- [Your goal]
Reproduce the complete listing without any deviation.

[BEGIN Data in this exercise]

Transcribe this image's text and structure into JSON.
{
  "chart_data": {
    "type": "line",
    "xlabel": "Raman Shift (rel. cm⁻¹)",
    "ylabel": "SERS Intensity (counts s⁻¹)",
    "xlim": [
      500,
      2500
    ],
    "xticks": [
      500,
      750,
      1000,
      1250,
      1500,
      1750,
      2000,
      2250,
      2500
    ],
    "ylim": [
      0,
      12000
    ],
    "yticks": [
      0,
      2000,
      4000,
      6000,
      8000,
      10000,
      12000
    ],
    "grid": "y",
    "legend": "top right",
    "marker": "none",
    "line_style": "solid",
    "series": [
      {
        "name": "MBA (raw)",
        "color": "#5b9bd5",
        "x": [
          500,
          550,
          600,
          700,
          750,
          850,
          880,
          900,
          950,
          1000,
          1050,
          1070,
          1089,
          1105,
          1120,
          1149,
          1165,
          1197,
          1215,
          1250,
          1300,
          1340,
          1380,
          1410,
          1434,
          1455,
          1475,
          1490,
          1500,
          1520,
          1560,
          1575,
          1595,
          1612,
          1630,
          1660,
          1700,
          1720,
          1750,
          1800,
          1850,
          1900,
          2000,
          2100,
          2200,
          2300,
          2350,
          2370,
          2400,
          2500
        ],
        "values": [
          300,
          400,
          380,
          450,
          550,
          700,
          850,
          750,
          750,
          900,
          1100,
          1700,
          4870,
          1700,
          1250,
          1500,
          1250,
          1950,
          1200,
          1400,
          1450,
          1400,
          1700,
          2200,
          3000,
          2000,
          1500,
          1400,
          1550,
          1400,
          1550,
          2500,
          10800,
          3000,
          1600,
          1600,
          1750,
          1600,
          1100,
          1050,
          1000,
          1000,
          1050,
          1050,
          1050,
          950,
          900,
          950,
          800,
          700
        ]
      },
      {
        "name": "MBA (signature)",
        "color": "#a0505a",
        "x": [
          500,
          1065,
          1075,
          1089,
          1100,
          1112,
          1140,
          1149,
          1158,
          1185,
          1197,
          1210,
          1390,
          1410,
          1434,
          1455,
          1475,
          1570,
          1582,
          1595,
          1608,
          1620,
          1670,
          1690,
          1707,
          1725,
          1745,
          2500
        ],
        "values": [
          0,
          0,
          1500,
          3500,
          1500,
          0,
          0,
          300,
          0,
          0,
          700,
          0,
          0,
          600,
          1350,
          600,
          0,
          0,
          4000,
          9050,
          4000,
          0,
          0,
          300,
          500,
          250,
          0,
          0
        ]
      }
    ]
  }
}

[END Data in this exercise]

- [Answer below]
Transcribe this image's text and structure into JSON.
{
  "chart_data": {
    "type": "line",
    "xlabel": "Raman Shift (rel. cm⁻¹)",
    "ylabel": "SERS Intensity (counts s⁻¹)",
    "xlim": [
      500,
      2500
    ],
    "xticks": [
      500,
      750,
      1000,
      1250,
      1500,
      1750,
      2000,
      2250,
      2500
    ],
    "ylim": [
      0,
      12000
    ],
    "yticks": [
      0,
      2000,
      4000,
      6000,
      8000,
      10000,
      12000
    ],
    "grid": "y",
    "legend": "top right",
    "marker": "none",
    "line_style": "solid",
    "series": [
      {
        "name": "MBA (raw)",
        "color": "#5b9bd5",
        "x": [
          500,
          550,
          600,
          700,
          750,
          850,
          880,
          900,
          950,
          1000,
          1050,
          1070,
          1089,
          1105,
          1120,
          1149,
          1165,
          1197,
          1215,
          1250,
          1300,
          1340,
          1380,
          1410,
          1434,
          1455,
          1475,
          1490,
          1500,
          1520,
          1560,
          1575,
          1595,
          1612,
          1630,
          1660,
          1700,
          1720,
          1750,
          1800,
          1850,
          1900,
          2000,
          2100,
          2200,
          2300,
          2350,
          2370,
          2400,
          2500
        ],
        "values": [
          300,
          400,
          380,
          450,
          550,
          700,
          850,
          750,
          750,
          900,
          1100,
          1700,
          4870,
          1700,
          1250,
          1500,
          1250,
          1950,
          1200,
          1400,
          1450,
          1400,
          1700,
          2200,
          3000,
          2000,
          1500,
          1400,
          1550,
          1400,
          1550,
          2500,
          10800,
          3000,
          1600,
          1600,
          1750,
          1600,
          1100,
          1050,
          1000,
          1000,
          1050,
          1050,
          1050,
          950,
          900,
          950,
          800,
          700
        ]
      },
      {
        "name": "MBA (signature)",
        "color": "#a0505a",
        "x": [
          500,
          1065,
          1075,
          1089,
          1100,
          1112,
          1140,
          1149,
          1158,
          1185,
          1197,
          1210,
          1390,
          1410,
          1434,
          1455,
          1475,
          1570,
          1582,
          1595,
          1608,
          1620,
          1670,
          1690,
          1707,
          1725,
          1745,
          2500
        ],
        "values": [
          0,
          0,
          1500,
          3500,
          1500,
          0,
          0,
          300,
          0,
          0,
          700,
          0,
          0,
          600,
          1350,
          600,
          0,
          0,
          4000,
          9050,
          4000,
          0,
          0,
          300,
          500,
          250,
          0,
          0
        ]
      }
    ]
  }
}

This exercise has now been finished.